PROBLEM TO WORK ON:
Continue the blog post on forgery and computer fraud, starting right after its final sentence.

Wednesday, December 09, 2009

Forgery and Computer Fraud

As I’ve noted in earlier posts, the test courts use to determine if two crimes are the same is the Blockburger test. In Blockburger v. United States, 284 U.S. 299, 304 (1932), the Supreme Court held that the test is “whether each provision requires proof of a fact which the other does not.”


This post is about a case in which the defendant raised what wasn’t technically a Blockburger argument, but was based on substantive similarities between what were alleged to be two crimes.


The case is State v. Jackson, 2009 WL 4035256 (Kansas Court of Appeals 2009), and here are the essential facts:

Kimberly Ross owned a house . . . in Salina. . . . [and] had not given anyone . . . permission to live in the house. . . . Ross [heard] . . . there was a bicycle on her property and the windows were open. . . . Ross sent her father, Jim Lytle, to the house . . . . Lytle asked [Daniel] Jackson if he lived at the house, and Jackson [said] he. . . . bought [it] . . . .Lytle told Jackson that his daughter owned the house. . . .

Ross contacted the Salina police. Two officers were sent to the property [and] spoke with Jackson. . . . [who] admitted he had been living [there]. Jackson showed one of the officers a lease agreement, which Jackson said allowed him to live in the house. . . .


Lieutenant Salzman. . . . noticed that the landlord's signature appeared to be computer generated. . . . [and] Ross told police she had not rented the property. . . . Salzman told Jackson he did not think the lease agreement was real. Jackson [said] the person he was renting from . . . had drafted the agreement using a computer at the public library.

Salzman and Jackson went in the house. . . . Salzman noticed a . . . laptop computer in the house. Jackson told Salzman that he had used the laptop computer to help draft the lease agreement. Jackson was arrested and taken to the Salina Police Department.

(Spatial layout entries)
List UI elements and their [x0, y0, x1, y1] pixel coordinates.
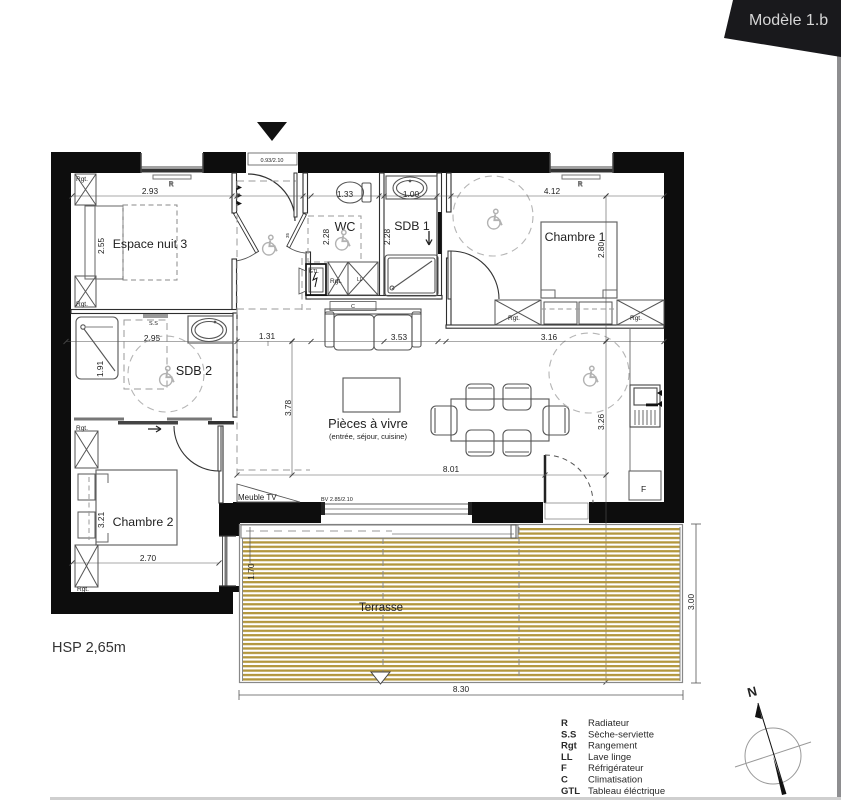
svg-text:1.70: 1.70: [246, 563, 256, 580]
svg-text:1.31: 1.31: [259, 331, 276, 341]
svg-text:HSP 2,65m: HSP 2,65m: [52, 640, 126, 656]
svg-text:S.S: S.S: [149, 321, 158, 327]
svg-text:Sèche-serviette: Sèche-serviette: [588, 729, 654, 740]
svg-text:2.93: 2.93: [142, 186, 159, 196]
svg-text:3.16: 3.16: [541, 332, 558, 342]
svg-text:3.53: 3.53: [391, 332, 408, 342]
svg-text:3.00: 3.00: [686, 593, 696, 610]
svg-text:Chambre 2: Chambre 2: [113, 515, 174, 529]
svg-text:Rangement: Rangement: [588, 741, 637, 752]
svg-text:SDB 1: SDB 1: [394, 219, 430, 233]
svg-text:Radiateur: Radiateur: [588, 718, 629, 729]
svg-text:2.80: 2.80: [596, 241, 606, 258]
svg-text:Terrasse: Terrasse: [359, 602, 403, 614]
svg-text:Rgt.: Rgt.: [330, 278, 342, 285]
svg-text:8.01: 8.01: [443, 464, 460, 474]
svg-text:GTL: GTL: [561, 786, 580, 797]
svg-text:LL: LL: [561, 752, 573, 763]
svg-text:Espace nuit 3: Espace nuit 3: [113, 237, 188, 251]
svg-text:C: C: [561, 775, 568, 786]
svg-text:Rgt.: Rgt.: [77, 586, 89, 593]
svg-text:F: F: [641, 484, 646, 494]
svg-text:1.33: 1.33: [337, 189, 354, 199]
svg-text:WC: WC: [335, 220, 356, 234]
svg-text:2.70: 2.70: [140, 553, 157, 563]
svg-text:(entrée, séjour, cuisine): (entrée, séjour, cuisine): [329, 432, 407, 441]
svg-text:Tableau éléctrique: Tableau éléctrique: [588, 786, 665, 797]
svg-text:R: R: [169, 182, 174, 188]
svg-text:Réfrigérateur: Réfrigérateur: [588, 763, 643, 774]
svg-text:Rgt.: Rgt.: [508, 315, 520, 322]
svg-text:35: 35: [285, 232, 290, 238]
svg-text:3.26: 3.26: [596, 413, 606, 430]
svg-text:1.91: 1.91: [95, 360, 105, 377]
svg-text:R: R: [578, 182, 583, 188]
svg-text:Modèle 1.b: Modèle 1.b: [749, 12, 828, 29]
svg-text:SDB 2: SDB 2: [176, 364, 212, 378]
svg-text:4.12: 4.12: [544, 186, 561, 196]
svg-text:Pièces à vivre: Pièces à vivre: [328, 416, 408, 431]
svg-text:Meuble TV: Meuble TV: [238, 493, 277, 502]
svg-text:LL: LL: [357, 277, 363, 283]
svg-text:8.30: 8.30: [453, 684, 470, 694]
svg-text:3.21: 3.21: [96, 511, 106, 528]
svg-text:Rgt.: Rgt.: [630, 315, 642, 322]
svg-text:1.00: 1.00: [403, 189, 420, 199]
svg-text:2.28: 2.28: [321, 228, 331, 245]
svg-text:Lave linge: Lave linge: [588, 752, 631, 763]
svg-text:Climatisation: Climatisation: [588, 775, 642, 786]
svg-text:R: R: [561, 718, 568, 729]
svg-text:S.S: S.S: [561, 729, 576, 740]
svg-text:0.93/2.10: 0.93/2.10: [261, 158, 284, 164]
svg-text:Rgt.: Rgt.: [76, 425, 88, 432]
svg-text:F: F: [561, 763, 567, 774]
svg-text:2.28: 2.28: [382, 228, 392, 245]
svg-text:3.78: 3.78: [283, 399, 293, 416]
svg-text:Rgt: Rgt: [561, 741, 578, 752]
svg-text:GTL: GTL: [309, 269, 319, 275]
svg-text:2.55: 2.55: [96, 237, 106, 254]
svg-text:Rgt.: Rgt.: [76, 301, 88, 308]
svg-text:Rgt.: Rgt.: [76, 176, 88, 183]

EXERCISE OUTPUT:
State v. Jackson, supra. When police searched the house, they found “a letter dated July 1, 2007, from Ross to Nijeil Beiker thanking him for the offer on her property;” an identical letter dated September 1, 2007; an owner's affidavit signed by Ross; and a quit claim deed in favor of Beiker signed by Ross. State v. Jackson, supra. Ross would later testify that she never signed any of these documents. State v. Jackson, supra.


At the police station, Jackson told Officer Melissa Short that before he lived at Ross’ house he was homeless for 18 months and was looking for a place to stay when he was approached by Beiker, who told Jackson he purchased a residence and would lease it to Jackson if Jackson would be willing to do some work on it. State v. Jackson, supra.

Jackson [said] he contracted with Beiker to pay a $400 deposit and $400 monthly rent plus utilities for the residence. . . . Jackson [said] Beiker had not been familiar with how to draft a lease agreement so they had drafted the documents at the library. Short asked Jackson about . . . inconsistencies between the lease and his statements to the police, including the amount of the deposit and rent, the date Jackson was supposed to take possession of the property, and the fact that Beiker's signature appeared to be type. . . . Short later testified that Jackson was unable to . . . explain the inconsistencies.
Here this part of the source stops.